# [Work to do]
Copy the data precisely, keeping every character.

# [Records supplied]
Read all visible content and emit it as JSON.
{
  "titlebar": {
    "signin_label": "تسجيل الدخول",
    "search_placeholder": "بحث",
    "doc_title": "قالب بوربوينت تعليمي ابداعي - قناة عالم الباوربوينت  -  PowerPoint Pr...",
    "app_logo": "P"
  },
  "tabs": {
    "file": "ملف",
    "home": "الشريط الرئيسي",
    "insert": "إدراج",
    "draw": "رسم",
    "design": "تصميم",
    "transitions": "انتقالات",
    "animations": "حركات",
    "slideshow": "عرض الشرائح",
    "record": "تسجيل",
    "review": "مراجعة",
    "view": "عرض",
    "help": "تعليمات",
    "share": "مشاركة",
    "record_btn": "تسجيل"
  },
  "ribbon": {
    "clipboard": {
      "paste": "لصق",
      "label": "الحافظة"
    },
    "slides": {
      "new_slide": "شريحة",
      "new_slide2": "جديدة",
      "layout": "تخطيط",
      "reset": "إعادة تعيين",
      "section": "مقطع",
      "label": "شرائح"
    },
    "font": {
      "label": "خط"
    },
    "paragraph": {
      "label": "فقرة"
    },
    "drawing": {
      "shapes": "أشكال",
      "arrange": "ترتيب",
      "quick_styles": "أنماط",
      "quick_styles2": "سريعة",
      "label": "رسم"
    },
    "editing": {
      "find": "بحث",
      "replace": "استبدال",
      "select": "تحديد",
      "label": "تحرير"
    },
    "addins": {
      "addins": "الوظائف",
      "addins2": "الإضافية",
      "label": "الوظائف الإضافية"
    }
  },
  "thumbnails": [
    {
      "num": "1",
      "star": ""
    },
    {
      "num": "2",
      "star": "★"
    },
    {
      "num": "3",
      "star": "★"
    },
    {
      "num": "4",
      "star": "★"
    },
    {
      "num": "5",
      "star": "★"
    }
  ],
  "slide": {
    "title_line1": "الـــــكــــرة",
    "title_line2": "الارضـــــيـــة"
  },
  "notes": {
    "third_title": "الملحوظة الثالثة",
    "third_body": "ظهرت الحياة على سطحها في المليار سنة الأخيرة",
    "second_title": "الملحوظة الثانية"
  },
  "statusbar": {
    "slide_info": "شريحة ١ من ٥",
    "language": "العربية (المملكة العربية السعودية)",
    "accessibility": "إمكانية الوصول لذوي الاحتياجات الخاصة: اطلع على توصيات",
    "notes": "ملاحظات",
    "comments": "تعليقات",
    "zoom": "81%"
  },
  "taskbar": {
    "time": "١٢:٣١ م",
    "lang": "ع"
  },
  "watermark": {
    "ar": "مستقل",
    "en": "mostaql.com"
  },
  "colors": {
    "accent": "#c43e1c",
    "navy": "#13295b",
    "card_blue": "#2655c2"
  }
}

# [Solution to the problem]
Read all visible content and emit it as JSON.
{
  "titlebar": {
    "signin_label": "تسجيل الدخول",
    "search_placeholder": "بحث",
    "doc_title": "قالب بوربوينت تعليمي ابداعي - قناة عالم الباوربوينت  -  PowerPoint Pr...",
    "app_logo": "P"
  },
  "tabs": {
    "file": "ملف",
    "home": "الشريط الرئيسي",
    "insert": "إدراج",
    "draw": "رسم",
    "design": "تصميم",
    "transitions": "انتقالات",
    "animations": "حركات",
    "slideshow": "عرض الشرائح",
    "record": "تسجيل",
    "review": "مراجعة",
    "view": "عرض",
    "help": "تعليمات",
    "share": "مشاركة",
    "record_btn": "تسجيل"
  },
  "ribbon": {
    "clipboard": {
      "paste": "لصق",
      "label": "الحافظة"
    },
    "slides": {
      "new_slide": "شريحة",
      "new_slide2": "جديدة",
      "layout": "تخطيط",
      "reset": "إعادة تعيين",
      "section": "مقطع",
      "label": "شرائح"
    },
    "font": {
      "label": "خط"
    },
    "paragraph": {
      "label": "فقرة"
    },
    "drawing": {
      "shapes": "أشكال",
      "arrange": "ترتيب",
      "quick_styles": "أنماط",
      "quick_styles2": "سريعة",
      "label": "رسم"
    },
    "editing": {
      "find": "بحث",
      "replace": "استبدال",
      "select": "تحديد",
      "label": "تحرير"
    },
    "addins": {
      "addins": "الوظائف",
      "addins2": "الإضافية",
      "label": "الوظائف الإضافية"
    }
  },
  "thumbnails": [
    {
      "num": "1",
      "star": ""
    },
    {
      "num": "2",
      "star": "★"
    },
    {
      "num": "3",
      "star": "★"
    },
    {
      "num": "4",
      "star": "★"
    },
    {
      "num": "5",
      "star": "★"
    }
  ],
  "slide": {
    "title_line1": "الـــــكــــرة",
    "title_line2": "الارضـــــيـــة"
  },
  "notes": {
    "third_title": "الملحوظة الثالثة",
    "third_body": "ظهرت الحياة على سطحها في المليار سنة الأخيرة",
    "second_title": "الملحوظة الثانية"
  },
  "statusbar": {
    "slide_info": "شريحة ١ من ٥",
    "language": "العربية (المملكة العربية السعودية)",
    "accessibility": "إمكانية الوصول لذوي الاحتياجات الخاصة: اطلع على توصيات",
    "notes": "ملاحظات",
    "comments": "تعليقات",
    "zoom": "81%"
  },
  "taskbar": {
    "time": "١٢:٣١ م",
    "lang": "ع"
  },
  "watermark": {
    "ar": "مستقل",
    "en": "mostaql.com"
  },
  "colors": {
    "accent": "#c43e1c",
    "navy": "#13295b",
    "card_blue": "#2655c2"
  }
}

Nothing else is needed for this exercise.